--- Dataset records ---

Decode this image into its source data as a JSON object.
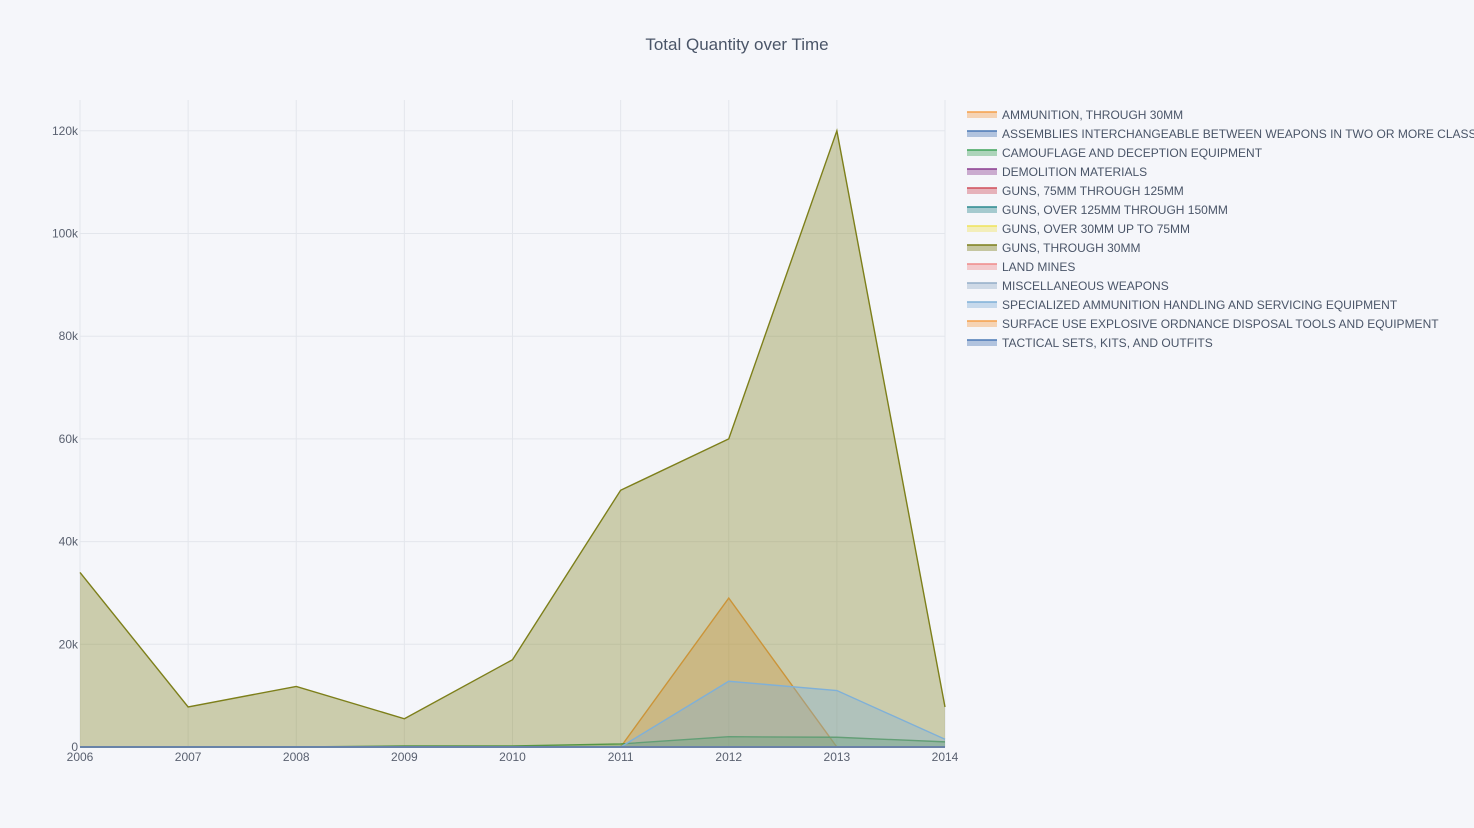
{
  "chart_data": {
    "type": "area",
    "title": "Total Quantity over Time",
    "xlabel": "",
    "ylabel": "",
    "x": [
      2006,
      2007,
      2008,
      2009,
      2010,
      2011,
      2012,
      2013,
      2014
    ],
    "x_tick_labels": [
      "2006",
      "2007",
      "2008",
      "2009",
      "2010",
      "2011",
      "2012",
      "2013",
      "2014"
    ],
    "xlim": [
      2006,
      2014
    ],
    "ylim": [
      0,
      126000
    ],
    "y_ticks": [
      0,
      20000,
      40000,
      60000,
      80000,
      100000,
      120000
    ],
    "y_tick_labels": [
      "0",
      "20k",
      "40k",
      "60k",
      "80k",
      "100k",
      "120k"
    ],
    "grid": true,
    "legend_position": "right",
    "series": [
      {
        "name": "AMMUNITION, THROUGH 30MM",
        "color": "#f5a04a",
        "values": [
          0,
          0,
          0,
          0,
          0,
          0,
          29000,
          0,
          0
        ]
      },
      {
        "name": "ASSEMBLIES INTERCHANGEABLE BETWEEN WEAPONS IN TWO OR MORE CLASSES",
        "color": "#4a78b5",
        "values": [
          0,
          0,
          0,
          0,
          0,
          0,
          0,
          0,
          0
        ]
      },
      {
        "name": "CAMOUFLAGE AND DECEPTION EQUIPMENT",
        "color": "#3fa35a",
        "values": [
          0,
          0,
          0,
          200,
          200,
          600,
          2000,
          1900,
          1000
        ]
      },
      {
        "name": "DEMOLITION MATERIALS",
        "color": "#8a3c8f",
        "values": [
          0,
          0,
          0,
          0,
          0,
          0,
          0,
          0,
          0
        ]
      },
      {
        "name": "GUNS, 75MM THROUGH 125MM",
        "color": "#d04e5a",
        "values": [
          0,
          0,
          0,
          0,
          0,
          0,
          0,
          0,
          0
        ]
      },
      {
        "name": "GUNS, OVER 125MM THROUGH 150MM",
        "color": "#2c8a8f",
        "values": [
          0,
          0,
          0,
          0,
          0,
          0,
          0,
          0,
          0
        ]
      },
      {
        "name": "GUNS, OVER 30MM UP TO 75MM",
        "color": "#f0e45a",
        "values": [
          0,
          0,
          0,
          0,
          0,
          0,
          0,
          0,
          0
        ]
      },
      {
        "name": "GUNS, THROUGH 30MM",
        "color": "#7d7f1a",
        "values": [
          34000,
          7800,
          11800,
          5500,
          17000,
          50000,
          60000,
          120000,
          7800
        ]
      },
      {
        "name": "LAND MINES",
        "color": "#f08a8a",
        "values": [
          0,
          0,
          0,
          0,
          0,
          0,
          0,
          0,
          0
        ]
      },
      {
        "name": "MISCELLANEOUS WEAPONS",
        "color": "#94aec8",
        "values": [
          0,
          0,
          0,
          0,
          0,
          0,
          0,
          0,
          0
        ]
      },
      {
        "name": "SPECIALIZED AMMUNITION HANDLING AND SERVICING EQUIPMENT",
        "color": "#7fb0d8",
        "values": [
          0,
          0,
          0,
          0,
          0,
          0,
          12800,
          11000,
          1500
        ]
      },
      {
        "name": "SURFACE USE EXPLOSIVE ORDNANCE DISPOSAL TOOLS AND EQUIPMENT",
        "color": "#f5a04a",
        "values": [
          0,
          0,
          0,
          0,
          0,
          0,
          0,
          0,
          0
        ]
      },
      {
        "name": "TACTICAL SETS, KITS, AND OUTFITS",
        "color": "#4a78b5",
        "values": [
          0,
          0,
          0,
          0,
          0,
          0,
          0,
          0,
          0
        ]
      }
    ]
  }
}
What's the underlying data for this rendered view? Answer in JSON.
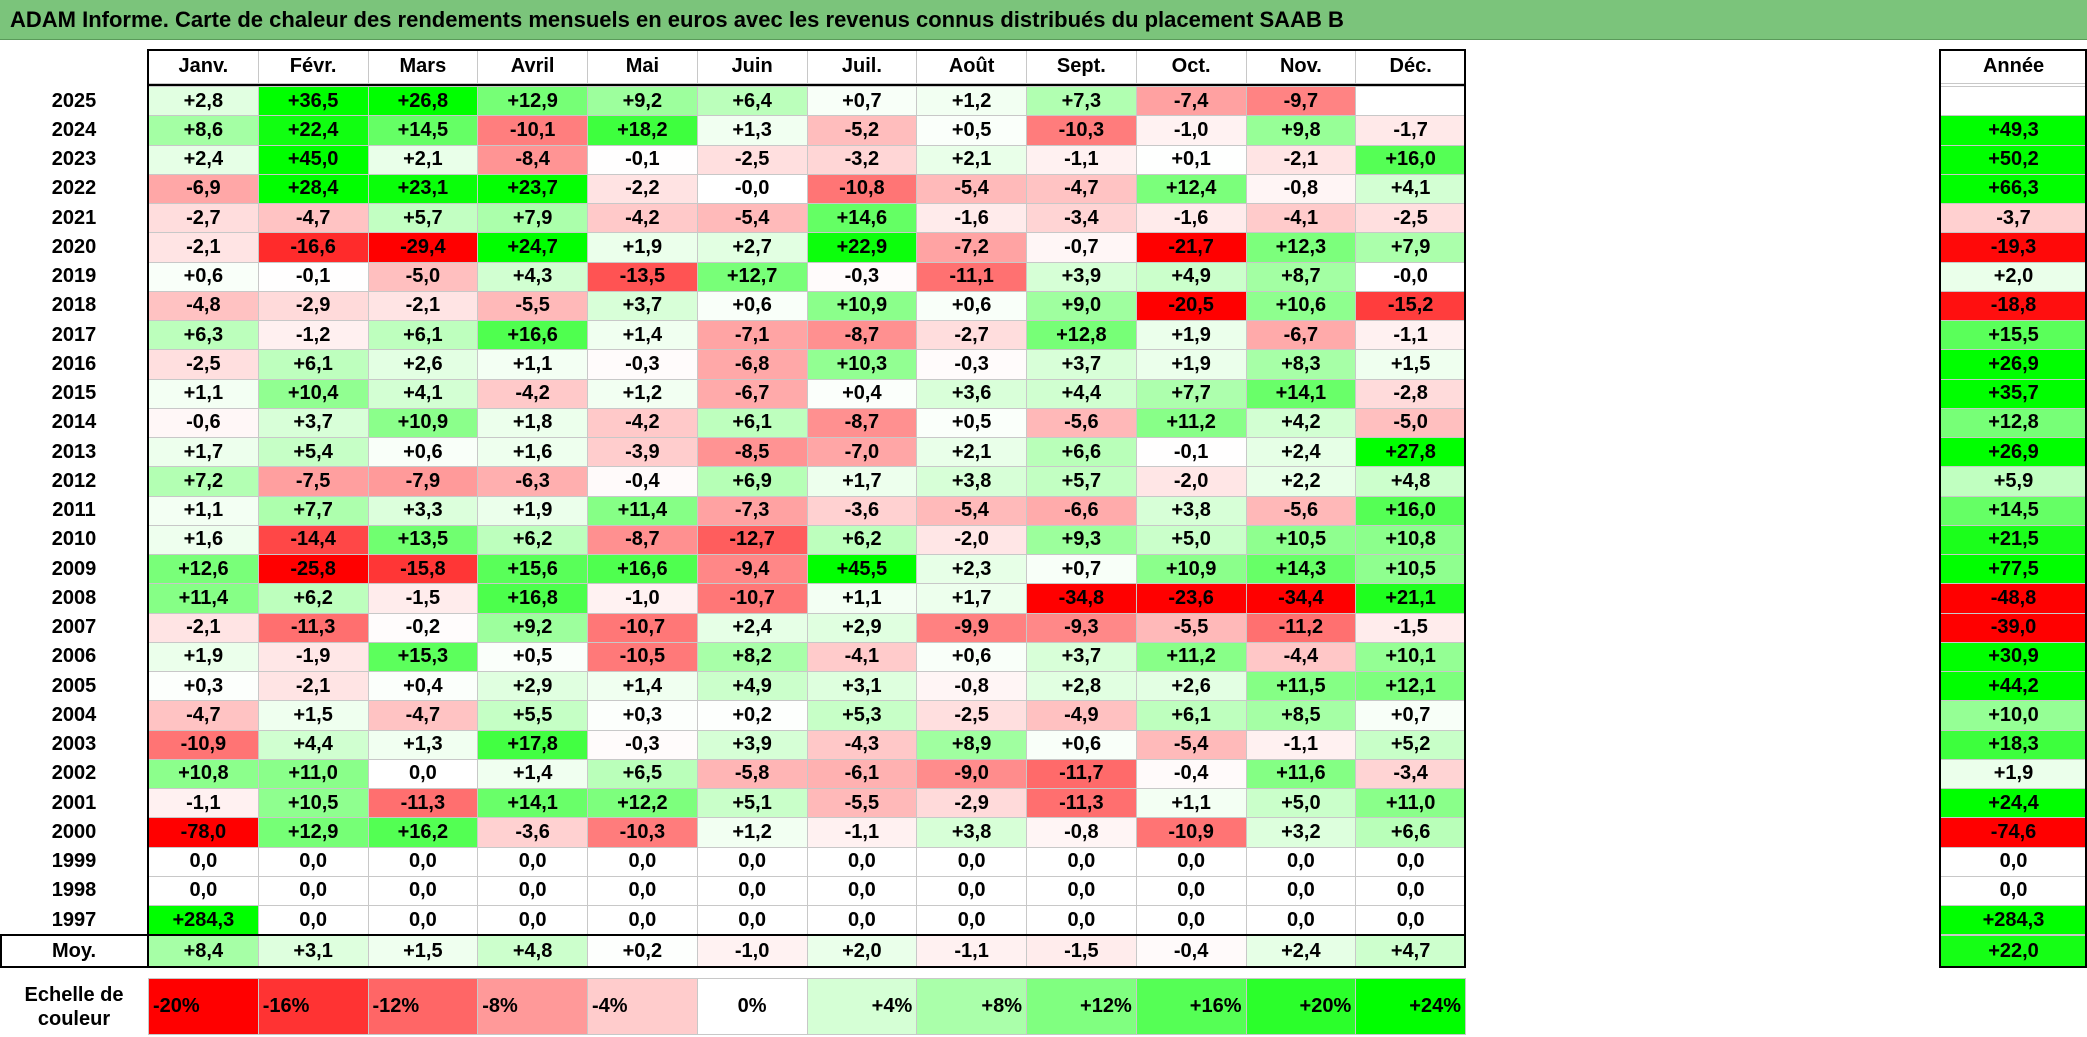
{
  "title": "ADAM Informe. Carte de chaleur des rendements mensuels en euros avec les revenus connus distribués du placement SAAB B",
  "chart_data": {
    "type": "heatmap",
    "title": "ADAM Informe. Carte de chaleur des rendements mensuels en euros avec les revenus connus distribués du placement SAAB B",
    "months": [
      "Janv.",
      "Févr.",
      "Mars",
      "Avril",
      "Mai",
      "Juin",
      "Juil.",
      "Août",
      "Sept.",
      "Oct.",
      "Nov.",
      "Déc."
    ],
    "year_header": "Année",
    "rows": [
      {
        "year": "2025",
        "values": [
          "+2,8",
          "+36,5",
          "+26,8",
          "+12,9",
          "+9,2",
          "+6,4",
          "+0,7",
          "+1,2",
          "+7,3",
          "-7,4",
          "-9,7",
          ""
        ],
        "annual": ""
      },
      {
        "year": "2024",
        "values": [
          "+8,6",
          "+22,4",
          "+14,5",
          "-10,1",
          "+18,2",
          "+1,3",
          "-5,2",
          "+0,5",
          "-10,3",
          "-1,0",
          "+9,8",
          "-1,7"
        ],
        "annual": "+49,3"
      },
      {
        "year": "2023",
        "values": [
          "+2,4",
          "+45,0",
          "+2,1",
          "-8,4",
          "-0,1",
          "-2,5",
          "-3,2",
          "+2,1",
          "-1,1",
          "+0,1",
          "-2,1",
          "+16,0"
        ],
        "annual": "+50,2"
      },
      {
        "year": "2022",
        "values": [
          "-6,9",
          "+28,4",
          "+23,1",
          "+23,7",
          "-2,2",
          "-0,0",
          "-10,8",
          "-5,4",
          "-4,7",
          "+12,4",
          "-0,8",
          "+4,1"
        ],
        "annual": "+66,3"
      },
      {
        "year": "2021",
        "values": [
          "-2,7",
          "-4,7",
          "+5,7",
          "+7,9",
          "-4,2",
          "-5,4",
          "+14,6",
          "-1,6",
          "-3,4",
          "-1,6",
          "-4,1",
          "-2,5"
        ],
        "annual": "-3,7"
      },
      {
        "year": "2020",
        "values": [
          "-2,1",
          "-16,6",
          "-29,4",
          "+24,7",
          "+1,9",
          "+2,7",
          "+22,9",
          "-7,2",
          "-0,7",
          "-21,7",
          "+12,3",
          "+7,9"
        ],
        "annual": "-19,3"
      },
      {
        "year": "2019",
        "values": [
          "+0,6",
          "-0,1",
          "-5,0",
          "+4,3",
          "-13,5",
          "+12,7",
          "-0,3",
          "-11,1",
          "+3,9",
          "+4,9",
          "+8,7",
          "-0,0"
        ],
        "annual": "+2,0"
      },
      {
        "year": "2018",
        "values": [
          "-4,8",
          "-2,9",
          "-2,1",
          "-5,5",
          "+3,7",
          "+0,6",
          "+10,9",
          "+0,6",
          "+9,0",
          "-20,5",
          "+10,6",
          "-15,2"
        ],
        "annual": "-18,8"
      },
      {
        "year": "2017",
        "values": [
          "+6,3",
          "-1,2",
          "+6,1",
          "+16,6",
          "+1,4",
          "-7,1",
          "-8,7",
          "-2,7",
          "+12,8",
          "+1,9",
          "-6,7",
          "-1,1"
        ],
        "annual": "+15,5"
      },
      {
        "year": "2016",
        "values": [
          "-2,5",
          "+6,1",
          "+2,6",
          "+1,1",
          "-0,3",
          "-6,8",
          "+10,3",
          "-0,3",
          "+3,7",
          "+1,9",
          "+8,3",
          "+1,5"
        ],
        "annual": "+26,9"
      },
      {
        "year": "2015",
        "values": [
          "+1,1",
          "+10,4",
          "+4,1",
          "-4,2",
          "+1,2",
          "-6,7",
          "+0,4",
          "+3,6",
          "+4,4",
          "+7,7",
          "+14,1",
          "-2,8"
        ],
        "annual": "+35,7"
      },
      {
        "year": "2014",
        "values": [
          "-0,6",
          "+3,7",
          "+10,9",
          "+1,8",
          "-4,2",
          "+6,1",
          "-8,7",
          "+0,5",
          "-5,6",
          "+11,2",
          "+4,2",
          "-5,0"
        ],
        "annual": "+12,8"
      },
      {
        "year": "2013",
        "values": [
          "+1,7",
          "+5,4",
          "+0,6",
          "+1,6",
          "-3,9",
          "-8,5",
          "-7,0",
          "+2,1",
          "+6,6",
          "-0,1",
          "+2,4",
          "+27,8"
        ],
        "annual": "+26,9"
      },
      {
        "year": "2012",
        "values": [
          "+7,2",
          "-7,5",
          "-7,9",
          "-6,3",
          "-0,4",
          "+6,9",
          "+1,7",
          "+3,8",
          "+5,7",
          "-2,0",
          "+2,2",
          "+4,8"
        ],
        "annual": "+5,9"
      },
      {
        "year": "2011",
        "values": [
          "+1,1",
          "+7,7",
          "+3,3",
          "+1,9",
          "+11,4",
          "-7,3",
          "-3,6",
          "-5,4",
          "-6,6",
          "+3,8",
          "-5,6",
          "+16,0"
        ],
        "annual": "+14,5"
      },
      {
        "year": "2010",
        "values": [
          "+1,6",
          "-14,4",
          "+13,5",
          "+6,2",
          "-8,7",
          "-12,7",
          "+6,2",
          "-2,0",
          "+9,3",
          "+5,0",
          "+10,5",
          "+10,8"
        ],
        "annual": "+21,5"
      },
      {
        "year": "2009",
        "values": [
          "+12,6",
          "-25,8",
          "-15,8",
          "+15,6",
          "+16,6",
          "-9,4",
          "+45,5",
          "+2,3",
          "+0,7",
          "+10,9",
          "+14,3",
          "+10,5"
        ],
        "annual": "+77,5"
      },
      {
        "year": "2008",
        "values": [
          "+11,4",
          "+6,2",
          "-1,5",
          "+16,8",
          "-1,0",
          "-10,7",
          "+1,1",
          "+1,7",
          "-34,8",
          "-23,6",
          "-34,4",
          "+21,1"
        ],
        "annual": "-48,8"
      },
      {
        "year": "2007",
        "values": [
          "-2,1",
          "-11,3",
          "-0,2",
          "+9,2",
          "-10,7",
          "+2,4",
          "+2,9",
          "-9,9",
          "-9,3",
          "-5,5",
          "-11,2",
          "-1,5"
        ],
        "annual": "-39,0"
      },
      {
        "year": "2006",
        "values": [
          "+1,9",
          "-1,9",
          "+15,3",
          "+0,5",
          "-10,5",
          "+8,2",
          "-4,1",
          "+0,6",
          "+3,7",
          "+11,2",
          "-4,4",
          "+10,1"
        ],
        "annual": "+30,9"
      },
      {
        "year": "2005",
        "values": [
          "+0,3",
          "-2,1",
          "+0,4",
          "+2,9",
          "+1,4",
          "+4,9",
          "+3,1",
          "-0,8",
          "+2,8",
          "+2,6",
          "+11,5",
          "+12,1"
        ],
        "annual": "+44,2"
      },
      {
        "year": "2004",
        "values": [
          "-4,7",
          "+1,5",
          "-4,7",
          "+5,5",
          "+0,3",
          "+0,2",
          "+5,3",
          "-2,5",
          "-4,9",
          "+6,1",
          "+8,5",
          "+0,7"
        ],
        "annual": "+10,0"
      },
      {
        "year": "2003",
        "values": [
          "-10,9",
          "+4,4",
          "+1,3",
          "+17,8",
          "-0,3",
          "+3,9",
          "-4,3",
          "+8,9",
          "+0,6",
          "-5,4",
          "-1,1",
          "+5,2"
        ],
        "annual": "+18,3"
      },
      {
        "year": "2002",
        "values": [
          "+10,8",
          "+11,0",
          "0,0",
          "+1,4",
          "+6,5",
          "-5,8",
          "-6,1",
          "-9,0",
          "-11,7",
          "-0,4",
          "+11,6",
          "-3,4"
        ],
        "annual": "+1,9"
      },
      {
        "year": "2001",
        "values": [
          "-1,1",
          "+10,5",
          "-11,3",
          "+14,1",
          "+12,2",
          "+5,1",
          "-5,5",
          "-2,9",
          "-11,3",
          "+1,1",
          "+5,0",
          "+11,0"
        ],
        "annual": "+24,4"
      },
      {
        "year": "2000",
        "values": [
          "-78,0",
          "+12,9",
          "+16,2",
          "-3,6",
          "-10,3",
          "+1,2",
          "-1,1",
          "+3,8",
          "-0,8",
          "-10,9",
          "+3,2",
          "+6,6"
        ],
        "annual": "-74,6"
      },
      {
        "year": "1999",
        "values": [
          "0,0",
          "0,0",
          "0,0",
          "0,0",
          "0,0",
          "0,0",
          "0,0",
          "0,0",
          "0,0",
          "0,0",
          "0,0",
          "0,0"
        ],
        "annual": "0,0"
      },
      {
        "year": "1998",
        "values": [
          "0,0",
          "0,0",
          "0,0",
          "0,0",
          "0,0",
          "0,0",
          "0,0",
          "0,0",
          "0,0",
          "0,0",
          "0,0",
          "0,0"
        ],
        "annual": "0,0"
      },
      {
        "year": "1997",
        "values": [
          "+284,3",
          "0,0",
          "0,0",
          "0,0",
          "0,0",
          "0,0",
          "0,0",
          "0,0",
          "0,0",
          "0,0",
          "0,0",
          "0,0"
        ],
        "annual": "+284,3"
      }
    ],
    "average": {
      "label": "Moy.",
      "values": [
        "+8,4",
        "+3,1",
        "+1,5",
        "+4,8",
        "+0,2",
        "-1,0",
        "+2,0",
        "-1,1",
        "-1,5",
        "-0,4",
        "+2,4",
        "+4,7"
      ],
      "annual": "+22,0"
    },
    "scale": {
      "label": "Echelle de\ncouleur",
      "items": [
        {
          "label": "-20%",
          "value": -20,
          "align": "left"
        },
        {
          "label": "-16%",
          "value": -16,
          "align": "left"
        },
        {
          "label": "-12%",
          "value": -12,
          "align": "left"
        },
        {
          "label": "-8%",
          "value": -8,
          "align": "left"
        },
        {
          "label": "-4%",
          "value": -4,
          "align": "left"
        },
        {
          "label": "0%",
          "value": 0,
          "align": "center"
        },
        {
          "label": "+4%",
          "value": 4,
          "align": "right"
        },
        {
          "label": "+8%",
          "value": 8,
          "align": "right"
        },
        {
          "label": "+12%",
          "value": 12,
          "align": "right"
        },
        {
          "label": "+16%",
          "value": 16,
          "align": "right"
        },
        {
          "label": "+20%",
          "value": 20,
          "align": "right"
        },
        {
          "label": "+24%",
          "value": 24,
          "align": "right"
        }
      ]
    },
    "colors": {
      "negative_max": "#ff0000",
      "zero": "#ffffff",
      "positive_max": "#00ff00"
    }
  }
}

---

Return all lines containing "mensuels".

◆ **Answer to the exercise**
  "title": "ADAM Informe. Carte de chaleur des rendements mensuels en euros avec les revenus connus distribués du placement SAAB B",
    "title": "ADAM Informe. Carte de chaleur des rendements mensuels en euros avec les revenus connus distribués du placement SAAB B",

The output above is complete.